Where a line in the listing contains the string "length", copy that line out.
## BEGIN
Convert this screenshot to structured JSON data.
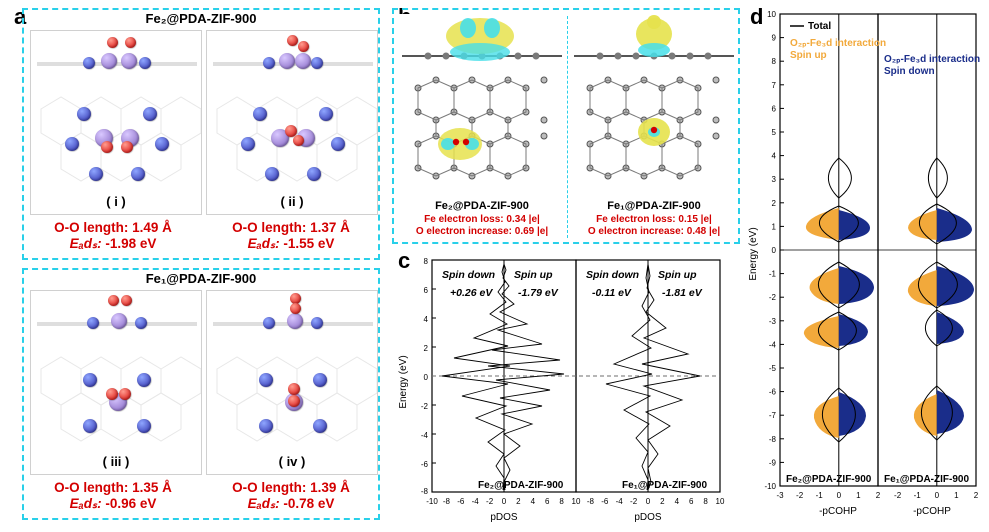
{
  "panel_a": {
    "label": "a",
    "box_color": "#29d0e9",
    "title_top": "Fe₂@PDA-ZIF-900",
    "title_bottom": "Fe₁@PDA-ZIF-900",
    "sub": [
      {
        "roman": "( i )",
        "oo": "O-O length: 1.49 Å",
        "eads_label": "Eₐdₛ:",
        "eads": "-1.98 eV"
      },
      {
        "roman": "( ii )",
        "oo": "O-O length: 1.37 Å",
        "eads_label": "Eₐdₛ:",
        "eads": "-1.55 eV"
      },
      {
        "roman": "( iii )",
        "oo": "O-O length: 1.35 Å",
        "eads_label": "Eₐdₛ:",
        "eads": "-0.96 eV"
      },
      {
        "roman": "( iv )",
        "oo": "O-O length: 1.39 Å",
        "eads_label": "Eₐdₛ:",
        "eads": "-0.78 eV"
      }
    ],
    "atom_colors": {
      "fe": "#7e5fbe",
      "n": "#2a2aa8",
      "o": "#d40000",
      "c_line": "#bcbcbc"
    }
  },
  "panel_b": {
    "label": "b",
    "box_color": "#29d0e9",
    "colors": {
      "yellow_iso": "#e6e24d",
      "cyan_iso": "#47dfe9",
      "carbon": "#7a7a7a"
    },
    "left": {
      "title": "Fe₂@PDA-ZIF-900",
      "line1": "Fe  electron  loss: 0.34 |e|",
      "line2": "O electron increase: 0.69 |e|"
    },
    "right": {
      "title": "Fe₁@PDA-ZIF-900",
      "line1": "Fe  electron  loss: 0.15 |e|",
      "line2": "O electron increase: 0.48 |e|"
    }
  },
  "panel_c": {
    "label": "c",
    "xlabel": "pDOS",
    "ylabel": "Energy (eV)",
    "ylim": [
      -8,
      8
    ],
    "ytick_step": 2,
    "xlim": [
      -10,
      10
    ],
    "xtick_step": 2,
    "line_color": "#000000",
    "fermi_dash_color": "#6d6d6d",
    "panels": [
      {
        "title": "Fe₂@PDA-ZIF-900",
        "spin_down": "+0.26 eV",
        "spin_up": "-1.79 eV"
      },
      {
        "title": "Fe₁@PDA-ZIF-900",
        "spin_down": "-0.11 eV",
        "spin_up": "-1.81 eV"
      }
    ]
  },
  "panel_d": {
    "label": "d",
    "xlabel": "-pCOHP",
    "ylabel": "Energy (eV)",
    "ylim": [
      -10,
      10
    ],
    "ytick_step": 1,
    "xlim": [
      -3,
      2
    ],
    "xticks": [
      -3,
      -2,
      -1,
      0,
      1,
      2
    ],
    "legend": {
      "total": {
        "text": "Total",
        "color": "#000000"
      },
      "spin_up": {
        "text": "O₂ₚ-Fe₃d interaction\nSpin up",
        "color": "#f2a93b"
      },
      "spin_down": {
        "text": "O₂ₚ-Fe₃d interaction\nSpin down",
        "color": "#1a2d8a"
      }
    },
    "panels": [
      {
        "title": "Fe₂@PDA-ZIF-900"
      },
      {
        "title": "Fe₁@PDA-ZIF-900"
      }
    ],
    "colors": {
      "total": "#000000",
      "up": "#f2a93b",
      "down": "#1a2d8a"
    }
  }
}
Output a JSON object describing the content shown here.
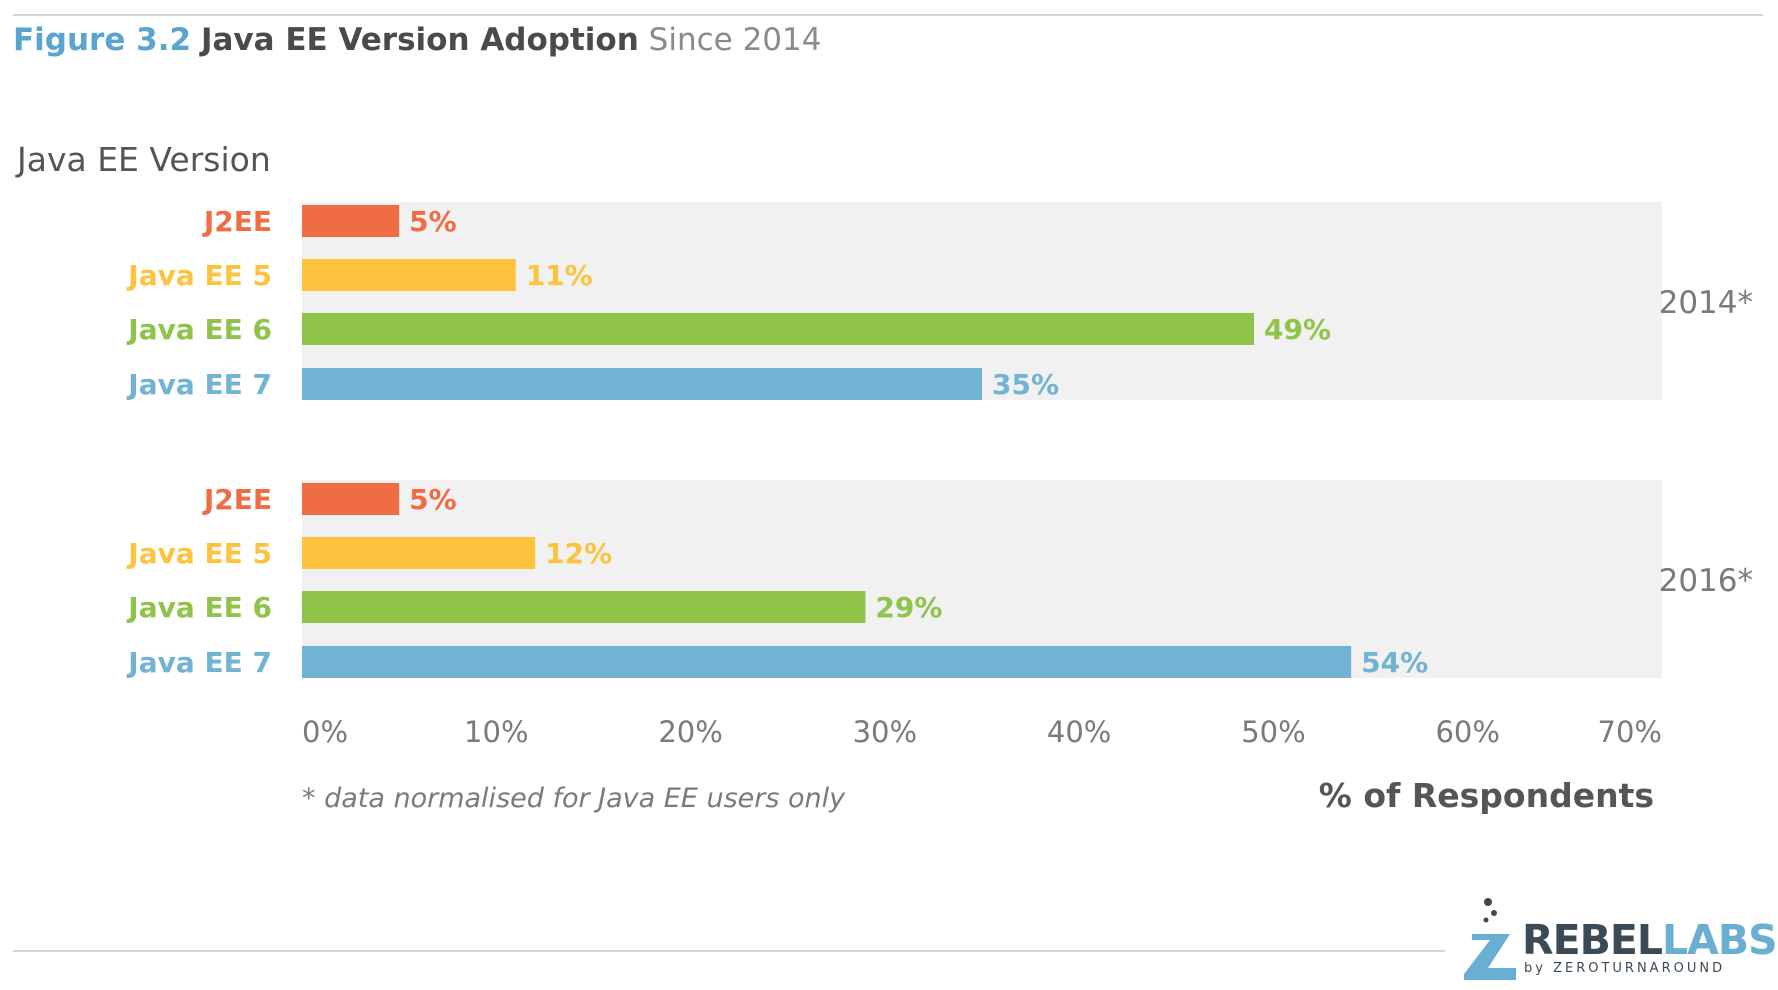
{
  "header": {
    "figure_label": "Figure 3.2",
    "title": "Java EE Version Adoption",
    "subtitle": "Since 2014"
  },
  "footnote": "* data normalised for Java EE users only",
  "logo": {
    "main": "REBEL",
    "accent": "LABS",
    "by": "by ZEROTURNAROUND"
  },
  "chart_data": {
    "type": "bar",
    "orientation": "horizontal",
    "ylabel": "Java EE Version",
    "xlabel": "% of Respondents",
    "xlim": [
      0,
      70
    ],
    "x_ticks": [
      0,
      10,
      20,
      30,
      40,
      50,
      60,
      70
    ],
    "x_tick_labels": [
      "0%",
      "10%",
      "20%",
      "30%",
      "40%",
      "50%",
      "60%",
      "70%"
    ],
    "grid": false,
    "groups": [
      {
        "name": "2014*",
        "categories": [
          "J2EE",
          "Java EE 5",
          "Java EE 6",
          "Java EE 7"
        ],
        "values": [
          5,
          11,
          49,
          35
        ],
        "labels": [
          "5%",
          "11%",
          "49%",
          "35%"
        ]
      },
      {
        "name": "2016*",
        "categories": [
          "J2EE",
          "Java EE 5",
          "Java EE 6",
          "Java EE 7"
        ],
        "values": [
          5,
          12,
          29,
          54
        ],
        "labels": [
          "5%",
          "12%",
          "29%",
          "54%"
        ]
      }
    ],
    "category_colors": [
      "#ef6c45",
      "#fdc33f",
      "#8fc34a",
      "#72b2d3"
    ],
    "panel_color": "#f1f1f1",
    "label_color": "#7a7a7a"
  }
}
## END
**CORRECT RESPONSE:**
        "oo": "O-O length: 1.49 Å",
        "oo": "O-O length: 1.37 Å",
        "oo": "O-O length: 1.35 Å",
        "oo": "O-O length: 1.39 Å",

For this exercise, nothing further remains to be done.